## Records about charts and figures
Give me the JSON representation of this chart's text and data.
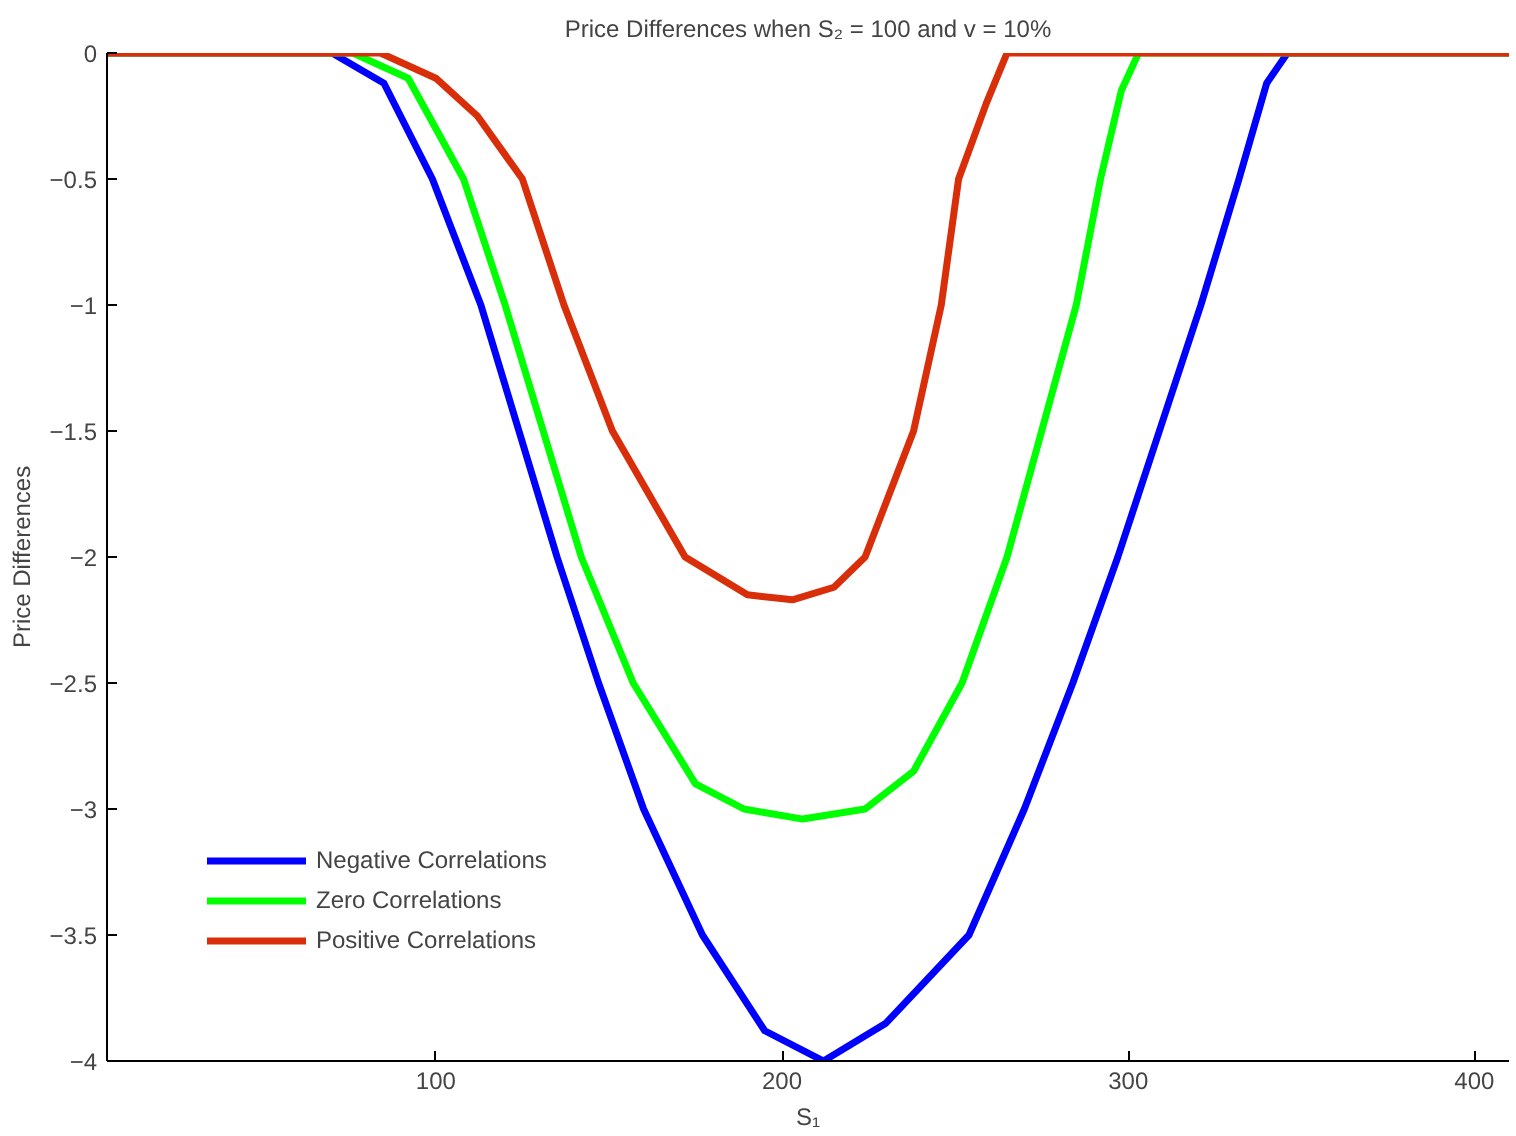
{
  "chart_data": {
    "type": "line",
    "title": "Price Differences when S₂ = 100 and v = 10%",
    "xlabel": "S₁",
    "ylabel": "Price Differences",
    "xlim": [
      5,
      410
    ],
    "xticks": [
      100,
      200,
      300,
      400
    ],
    "ylim": [
      -4,
      0
    ],
    "yticks": [
      -4,
      -3.5,
      -3,
      -2.5,
      -2,
      -1.5,
      -1,
      -0.5,
      0
    ],
    "grid": false,
    "legend": "bottom left",
    "line_style": "solid",
    "marker": "none",
    "series": [
      {
        "name": "Negative Correlations",
        "color": "#0000ff",
        "x": [
          5,
          70,
          85,
          99,
          113,
          124,
          135,
          147,
          160,
          177,
          195,
          212,
          230,
          254,
          270,
          284,
          297,
          309,
          321,
          332,
          340,
          346,
          410
        ],
        "values": [
          0,
          0,
          -0.12,
          -0.5,
          -1,
          -1.5,
          -2,
          -2.5,
          -3,
          -3.5,
          -3.88,
          -4,
          -3.85,
          -3.5,
          -3,
          -2.5,
          -2,
          -1.5,
          -1,
          -0.5,
          -0.12,
          0,
          0
        ]
      },
      {
        "name": "Zero Correlations",
        "color": "#00ff00",
        "x": [
          5,
          76,
          92,
          108,
          120,
          131,
          142,
          157,
          175,
          189,
          206,
          224,
          238,
          252,
          265,
          275,
          285,
          292,
          298,
          303,
          410
        ],
        "values": [
          0,
          0,
          -0.1,
          -0.5,
          -1,
          -1.5,
          -2,
          -2.5,
          -2.9,
          -3.0,
          -3.04,
          -3.0,
          -2.85,
          -2.5,
          -2,
          -1.5,
          -1,
          -0.5,
          -0.15,
          0,
          0
        ]
      },
      {
        "name": "Positive Correlations",
        "color": "#d92e0a",
        "x": [
          5,
          84,
          100,
          112,
          125,
          137,
          151,
          172,
          190,
          203,
          215,
          224,
          238,
          246,
          251,
          259,
          265,
          410
        ],
        "values": [
          0,
          0,
          -0.1,
          -0.25,
          -0.5,
          -1,
          -1.5,
          -2,
          -2.15,
          -2.17,
          -2.12,
          -2,
          -1.5,
          -1,
          -0.5,
          -0.2,
          0,
          0
        ]
      }
    ]
  }
}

## EXERCISE DIRECTIONS
Which lines hold the word "Price"? Copy every one of them.

## COMPLETE OUTPUT
    "title": "Price Differences when S₂ = 100 and v = 10%",
    "ylabel": "Price Differences",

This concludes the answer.